Return each line containing the string "What".

Start Records shown

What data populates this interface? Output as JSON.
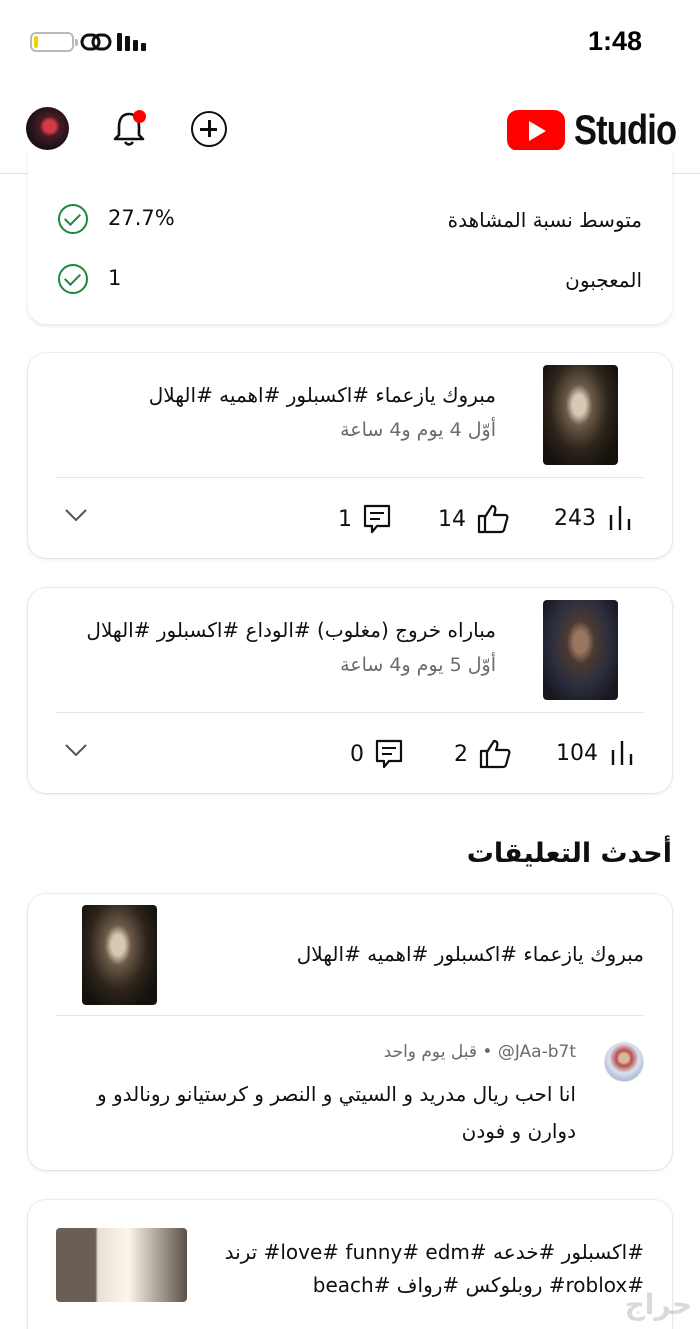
{
  "status_bar": {
    "time": "1:48",
    "battery_level": 0.1
  },
  "header": {
    "logo_text": "Studio",
    "has_notification": true,
    "brand_color": "#ff0000",
    "icons": [
      "avatar",
      "bell-icon",
      "create-icon",
      "youtube-logo-icon"
    ]
  },
  "metrics_card": {
    "rows": [
      {
        "label": "متوسط نسبة المشاهدة",
        "value": "27.7%",
        "status": "check-icon"
      },
      {
        "label": "المعجبون",
        "value": "1",
        "status": "check-icon"
      }
    ]
  },
  "videos": [
    {
      "title": "مبروك يازعماء #اكسبلور #اهميه #الهلال",
      "age": "أوّل 4 يوم و4 ساعة",
      "views": "243",
      "likes": "14",
      "comments": "1"
    },
    {
      "title": "مباراه خروج (مغلوب) #الوداع #اكسبلور #الهلال",
      "age": "أوّل 5 يوم و4 ساعة",
      "views": "104",
      "likes": "2",
      "comments": "0"
    }
  ],
  "latest_comments": {
    "title": "أحدث التعليقات",
    "items": [
      {
        "video_title": "مبروك يازعماء #اكسبلور #اهميه #الهلال",
        "author": "@JAa-b7t",
        "separator": "•",
        "time": "قبل يوم واحد",
        "text": "انا احب ريال مدريد و السيتي و النصر و كرستيانو رونالدو و دوارن و فودن"
      }
    ]
  },
  "partial_card": {
    "video_title_line1": "#اكسبلور #خدعه #love# funny# edm# ترند",
    "video_title_line2": "#roblox# روبلوكس #رواف #beach"
  },
  "watermark": "حراج"
}
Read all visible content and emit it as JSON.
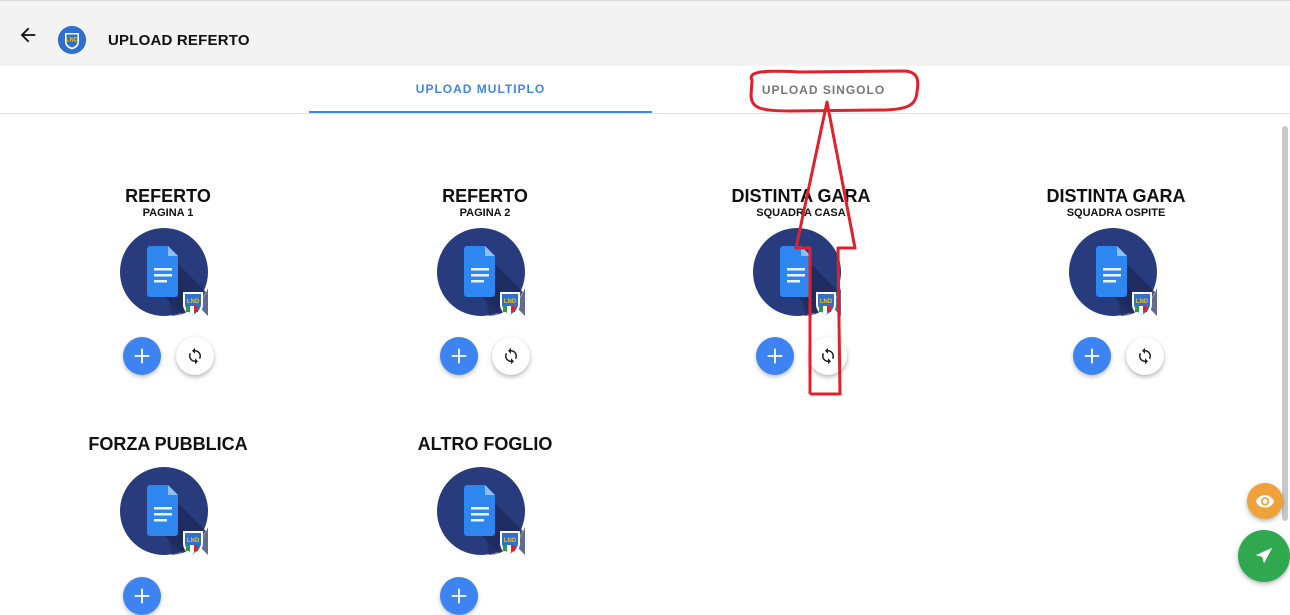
{
  "header": {
    "title": "UPLOAD REFERTO",
    "back_icon": "arrow-left-icon",
    "logo_text": "LND"
  },
  "tabs": [
    {
      "label": "UPLOAD MULTIPLO",
      "active": true
    },
    {
      "label": "UPLOAD SINGOLO",
      "active": false
    }
  ],
  "cards": [
    {
      "title": "REFERTO",
      "subtitle": "PAGINA 1"
    },
    {
      "title": "REFERTO",
      "subtitle": "PAGINA 2"
    },
    {
      "title": "DISTINTA GARA",
      "subtitle": "SQUADRA CASA"
    },
    {
      "title": "DISTINTA GARA",
      "subtitle": "SQUADRA OSPITE"
    },
    {
      "title": "FORZA PUBBLICA",
      "subtitle": ""
    },
    {
      "title": "ALTRO FOGLIO",
      "subtitle": ""
    }
  ],
  "badge_text": "LND",
  "colors": {
    "accent": "#3f86ea",
    "add_button": "#3d83f1",
    "doc_circle": "#283b7c",
    "eye_fab": "#f0a13a",
    "send_fab": "#2fa84f",
    "annotation": "#e0202a"
  }
}
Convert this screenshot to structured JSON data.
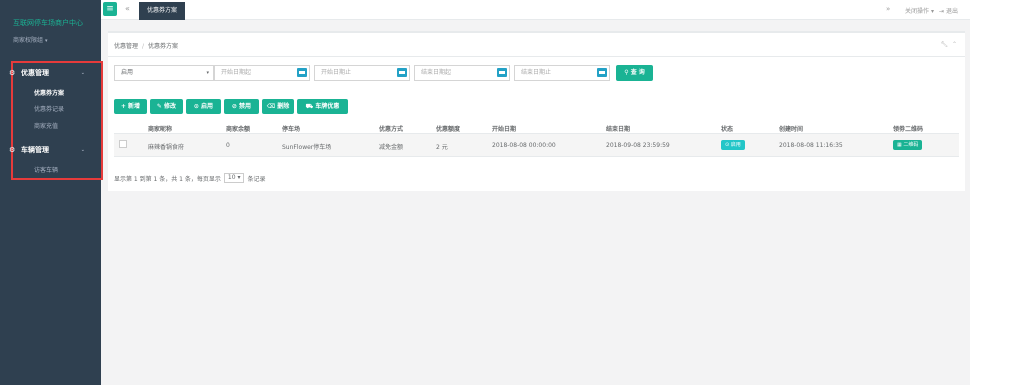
{
  "sidebar": {
    "brand": "互联网停车场商户中心",
    "user_role": "商家权限组",
    "groups": [
      {
        "label": "优惠管理",
        "items": [
          "优惠券方案",
          "优惠券记录",
          "商家充值"
        ]
      },
      {
        "label": "车辆管理",
        "items": [
          "访客车辆"
        ]
      }
    ]
  },
  "topbar": {
    "active_tab": "优惠券方案",
    "close_ops": "关闭操作",
    "logout": "退出"
  },
  "breadcrumb": {
    "parent": "优惠管理",
    "current": "优惠券方案"
  },
  "filters": {
    "status_value": "启用",
    "start_from_placeholder": "开始日期起",
    "start_to_placeholder": "开始日期止",
    "end_from_placeholder": "结束日期起",
    "end_to_placeholder": "结束日期止",
    "query_label": "查 询"
  },
  "toolbar": {
    "add": "新增",
    "edit": "修改",
    "enable": "启用",
    "disable": "禁用",
    "delete": "删除",
    "plate": "车牌优惠"
  },
  "table": {
    "columns": [
      "商家昵称",
      "商家余额",
      "停车场",
      "优惠方式",
      "优惠额度",
      "开始日期",
      "结束日期",
      "状态",
      "创建时间",
      "领劵二维码"
    ],
    "rows": [
      {
        "merchant": "麻辣香锅食府",
        "balance": "0",
        "parking": "SunFlower停车场",
        "mode": "减免金额",
        "amount": "2 元",
        "start": "2018-08-08 00:00:00",
        "end": "2018-09-08 23:59:59",
        "status": "启用",
        "created": "2018-08-08 11:16:35",
        "qr": "二维码"
      }
    ]
  },
  "pager": {
    "summary": "显示第 1 到第 1 条，共 1 条，每页显示",
    "page_size": "10",
    "suffix": "条记录"
  },
  "colors": {
    "primary": "#1ab394",
    "sidebar": "#2f4050",
    "info": "#23c6c8",
    "highlight_box": "#e63b3b"
  }
}
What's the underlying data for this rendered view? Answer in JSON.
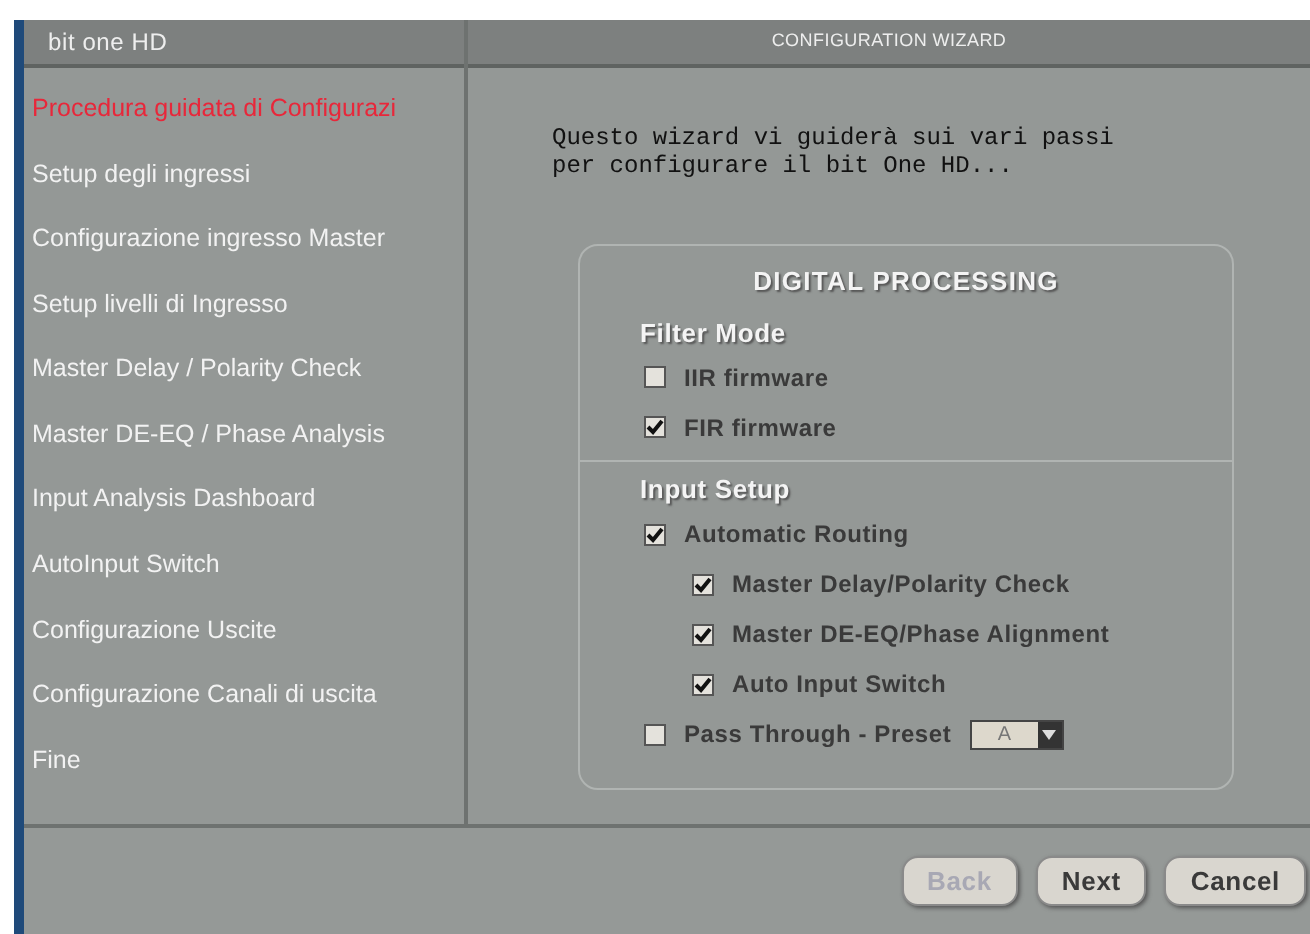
{
  "app_title": "bit one HD",
  "window": {
    "title": "CONFIGURATION WIZARD"
  },
  "sidebar": {
    "items": [
      {
        "label": "Procedura guidata di Configurazi",
        "selected": true
      },
      {
        "label": "Setup degli ingressi",
        "selected": false
      },
      {
        "label": "Configurazione ingresso Master",
        "selected": false
      },
      {
        "label": "Setup livelli di Ingresso",
        "selected": false
      },
      {
        "label": "Master Delay / Polarity Check",
        "selected": false
      },
      {
        "label": "Master DE-EQ / Phase Analysis",
        "selected": false
      },
      {
        "label": "Input Analysis Dashboard",
        "selected": false
      },
      {
        "label": "AutoInput Switch",
        "selected": false
      },
      {
        "label": "Configurazione Uscite",
        "selected": false
      },
      {
        "label": "Configurazione Canali di uscita",
        "selected": false
      },
      {
        "label": "Fine",
        "selected": false
      }
    ]
  },
  "intro": [
    "Questo wizard vi guiderà sui vari passi",
    "per configurare il bit One HD..."
  ],
  "panel": {
    "title": "DIGITAL PROCESSING",
    "sections": [
      {
        "title": "Filter Mode",
        "options": [
          {
            "label": "IIR firmware",
            "checked": false
          },
          {
            "label": "FIR firmware",
            "checked": true
          }
        ]
      },
      {
        "title": "Input Setup",
        "options": [
          {
            "label": "Automatic Routing",
            "checked": true,
            "children": [
              {
                "label": "Master Delay/Polarity Check",
                "checked": true
              },
              {
                "label": "Master DE-EQ/Phase Alignment",
                "checked": true
              },
              {
                "label": "Auto Input Switch",
                "checked": true
              }
            ]
          },
          {
            "label": "Pass Through - Preset",
            "checked": false,
            "dropdown": {
              "value": "A"
            }
          }
        ]
      }
    ]
  },
  "buttons": [
    {
      "label": "Back",
      "disabled": true
    },
    {
      "label": "Next",
      "disabled": false
    },
    {
      "label": "Cancel",
      "disabled": false
    }
  ]
}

End Records shown

# Solution for this problem:
What data populates this interface? Output as JSON.
What's the underlying data for this rendered view? Answer in JSON.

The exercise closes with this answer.